Write out all the entries word for word, but skip any images.

--- START ---

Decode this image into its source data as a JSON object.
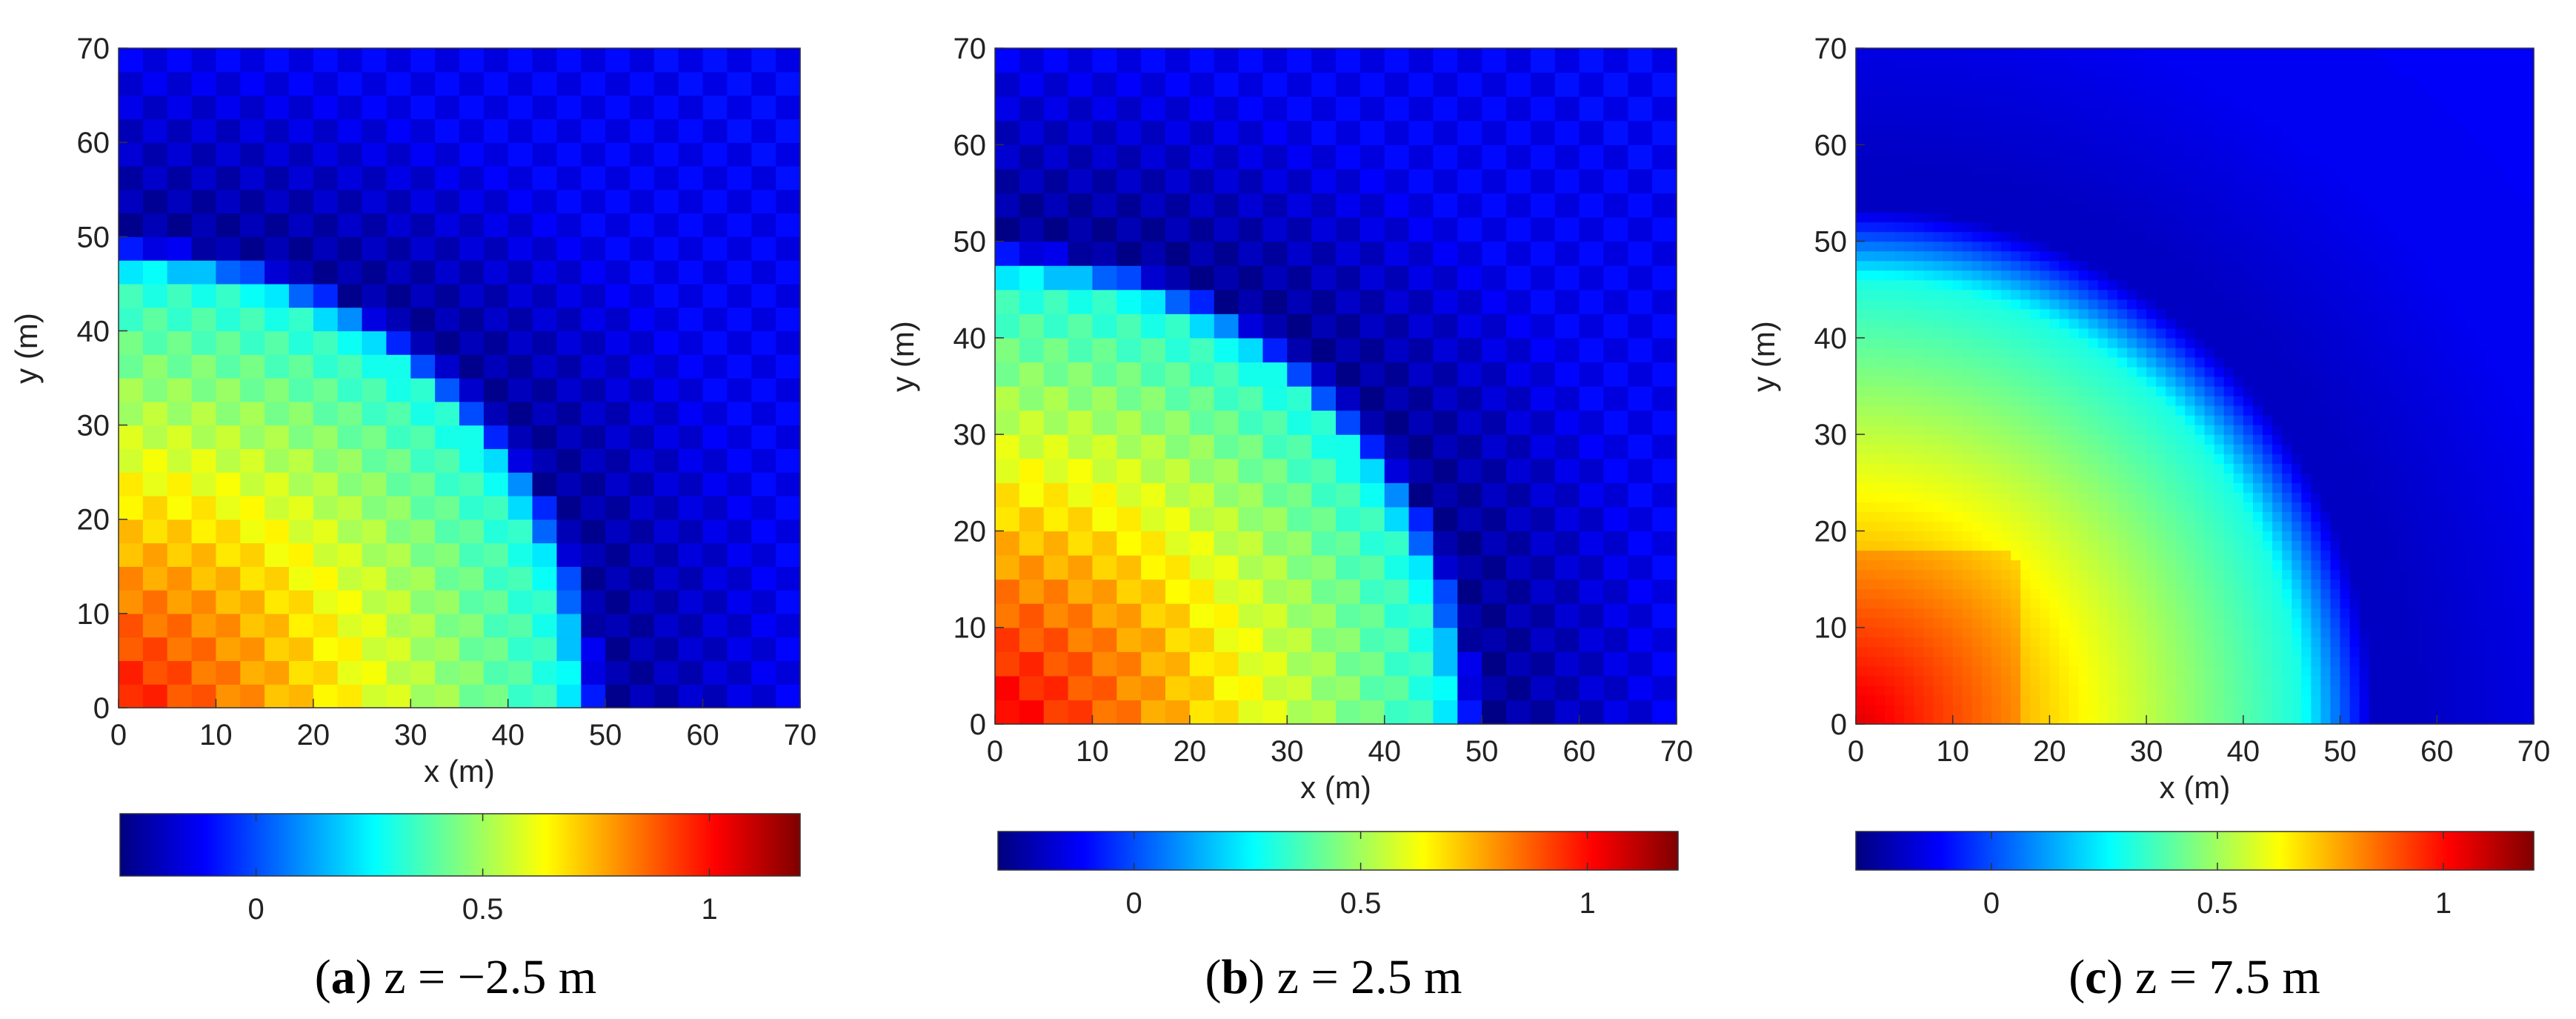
{
  "colormap": [
    "#00007f",
    "#0000ff",
    "#007fff",
    "#00ffff",
    "#7fff7f",
    "#ffff00",
    "#ff7f00",
    "#ff0000",
    "#7f0000"
  ],
  "chart_data": [
    {
      "type": "heatmap",
      "caption_letter": "a",
      "caption_text": "z = −2.5 m",
      "xlabel": "x (m)",
      "ylabel": "y (m)",
      "xlim": [
        0,
        70
      ],
      "ylim": [
        0,
        70
      ],
      "xticks": [
        "0",
        "10",
        "20",
        "30",
        "40",
        "50",
        "60",
        "70"
      ],
      "yticks": [
        "0",
        "10",
        "20",
        "30",
        "40",
        "50",
        "60",
        "70"
      ],
      "colorbar_range": [
        -0.3,
        1.2
      ],
      "colorbar_ticks": [
        "0",
        "0.5",
        "1"
      ],
      "grid_cells": 28,
      "model": {
        "r_inner": 46,
        "r_outer": 52,
        "peak": 1.0,
        "core_value": 0.3,
        "trough": -0.25,
        "ring_value": -0.13,
        "background": -0.12,
        "blocky": true
      }
    },
    {
      "type": "heatmap",
      "caption_letter": "b",
      "caption_text": "z = 2.5 m",
      "xlabel": "x (m)",
      "ylabel": "y (m)",
      "xlim": [
        0,
        70
      ],
      "ylim": [
        0,
        70
      ],
      "xticks": [
        "0",
        "10",
        "20",
        "30",
        "40",
        "50",
        "60",
        "70"
      ],
      "yticks": [
        "0",
        "10",
        "20",
        "30",
        "40",
        "50",
        "60",
        "70"
      ],
      "colorbar_range": [
        -0.3,
        1.2
      ],
      "colorbar_ticks": [
        "0",
        "0.5",
        "1"
      ],
      "grid_cells": 28,
      "model": {
        "r_inner": 46,
        "r_outer": 52,
        "peak": 1.05,
        "core_value": 0.3,
        "trough": -0.26,
        "ring_value": -0.13,
        "background": -0.12,
        "blocky": true
      }
    },
    {
      "type": "heatmap",
      "caption_letter": "c",
      "caption_text": "z = 7.5 m",
      "xlabel": "x (m)",
      "ylabel": "y (m)",
      "xlim": [
        0,
        70
      ],
      "ylim": [
        0,
        70
      ],
      "xticks": [
        "0",
        "10",
        "20",
        "30",
        "40",
        "50",
        "60",
        "70"
      ],
      "yticks": [
        "0",
        "10",
        "20",
        "30",
        "40",
        "50",
        "60",
        "70"
      ],
      "colorbar_range": [
        -0.3,
        1.2
      ],
      "colorbar_ticks": [
        "0",
        "0.5",
        "1"
      ],
      "grid_cells": 28,
      "model": {
        "r_inner": 46,
        "r_outer": 58,
        "peak": 1.0,
        "core_value": 0.3,
        "trough": -0.2,
        "ring_value": -0.13,
        "background": -0.12,
        "blocky": false
      }
    }
  ]
}
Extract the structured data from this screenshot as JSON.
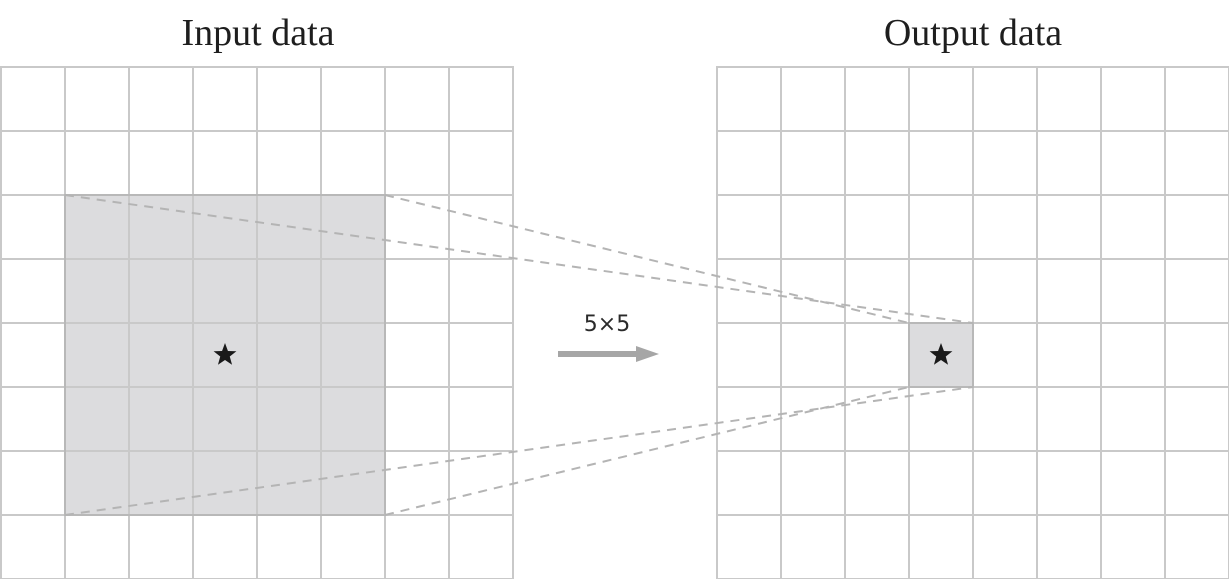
{
  "input_panel": {
    "title": "Input data",
    "rows": 8,
    "cols": 8
  },
  "output_panel": {
    "title": "Output data",
    "rows": 8,
    "cols": 8
  },
  "kernel": {
    "label": "5×5",
    "size": 5
  },
  "receptive_field": {
    "start_row": 2,
    "start_col": 1,
    "center_row": 4,
    "center_col": 3
  },
  "output_cell": {
    "row": 4,
    "col": 3
  },
  "marker_icon": "star-icon",
  "colors": {
    "highlight_fill": "#dcdcde",
    "highlight_stroke": "#b8b8b8",
    "grid_line": "#c9c9c9",
    "dashed_line": "#b4b4b4",
    "arrow": "#a6a6a6",
    "star": "#1a1a1a"
  }
}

--- END ---

Answer to the exercise:
Decode this image into its source data as a JSON object.
{
  "colormap": [
    "#00007f",
    "#0000ff",
    "#007fff",
    "#00ffff",
    "#7fff7f",
    "#ffff00",
    "#ff7f00",
    "#ff0000",
    "#7f0000"
  ],
  "chart_data": [
    {
      "type": "heatmap",
      "caption_letter": "a",
      "caption_text": "z = −2.5 m",
      "xlabel": "x (m)",
      "ylabel": "y (m)",
      "xlim": [
        0,
        70
      ],
      "ylim": [
        0,
        70
      ],
      "xticks": [
        "0",
        "10",
        "20",
        "30",
        "40",
        "50",
        "60",
        "70"
      ],
      "yticks": [
        "0",
        "10",
        "20",
        "30",
        "40",
        "50",
        "60",
        "70"
      ],
      "colorbar_range": [
        -0.3,
        1.2
      ],
      "colorbar_ticks": [
        "0",
        "0.5",
        "1"
      ],
      "grid_cells": 28,
      "model": {
        "r_inner": 46,
        "r_outer": 52,
        "peak": 1.0,
        "core_value": 0.3,
        "trough": -0.25,
        "ring_value": -0.13,
        "background": -0.12,
        "blocky": true
      }
    },
    {
      "type": "heatmap",
      "caption_letter": "b",
      "caption_text": "z = 2.5 m",
      "xlabel": "x (m)",
      "ylabel": "y (m)",
      "xlim": [
        0,
        70
      ],
      "ylim": [
        0,
        70
      ],
      "xticks": [
        "0",
        "10",
        "20",
        "30",
        "40",
        "50",
        "60",
        "70"
      ],
      "yticks": [
        "0",
        "10",
        "20",
        "30",
        "40",
        "50",
        "60",
        "70"
      ],
      "colorbar_range": [
        -0.3,
        1.2
      ],
      "colorbar_ticks": [
        "0",
        "0.5",
        "1"
      ],
      "grid_cells": 28,
      "model": {
        "r_inner": 46,
        "r_outer": 52,
        "peak": 1.05,
        "core_value": 0.3,
        "trough": -0.26,
        "ring_value": -0.13,
        "background": -0.12,
        "blocky": true
      }
    },
    {
      "type": "heatmap",
      "caption_letter": "c",
      "caption_text": "z = 7.5 m",
      "xlabel": "x (m)",
      "ylabel": "y (m)",
      "xlim": [
        0,
        70
      ],
      "ylim": [
        0,
        70
      ],
      "xticks": [
        "0",
        "10",
        "20",
        "30",
        "40",
        "50",
        "60",
        "70"
      ],
      "yticks": [
        "0",
        "10",
        "20",
        "30",
        "40",
        "50",
        "60",
        "70"
      ],
      "colorbar_range": [
        -0.3,
        1.2
      ],
      "colorbar_ticks": [
        "0",
        "0.5",
        "1"
      ],
      "grid_cells": 28,
      "model": {
        "r_inner": 46,
        "r_outer": 58,
        "peak": 1.0,
        "core_value": 0.3,
        "trough": -0.2,
        "ring_value": -0.13,
        "background": -0.12,
        "blocky": false
      }
    }
  ]
}
Extract the structured data from this screenshot as JSON.
{
  "input_panel": {
    "title": "Input data",
    "rows": 8,
    "cols": 8
  },
  "output_panel": {
    "title": "Output data",
    "rows": 8,
    "cols": 8
  },
  "kernel": {
    "label": "5×5",
    "size": 5
  },
  "receptive_field": {
    "start_row": 2,
    "start_col": 1,
    "center_row": 4,
    "center_col": 3
  },
  "output_cell": {
    "row": 4,
    "col": 3
  },
  "marker_icon": "star-icon",
  "colors": {
    "highlight_fill": "#dcdcde",
    "highlight_stroke": "#b8b8b8",
    "grid_line": "#c9c9c9",
    "dashed_line": "#b4b4b4",
    "arrow": "#a6a6a6",
    "star": "#1a1a1a"
  }
}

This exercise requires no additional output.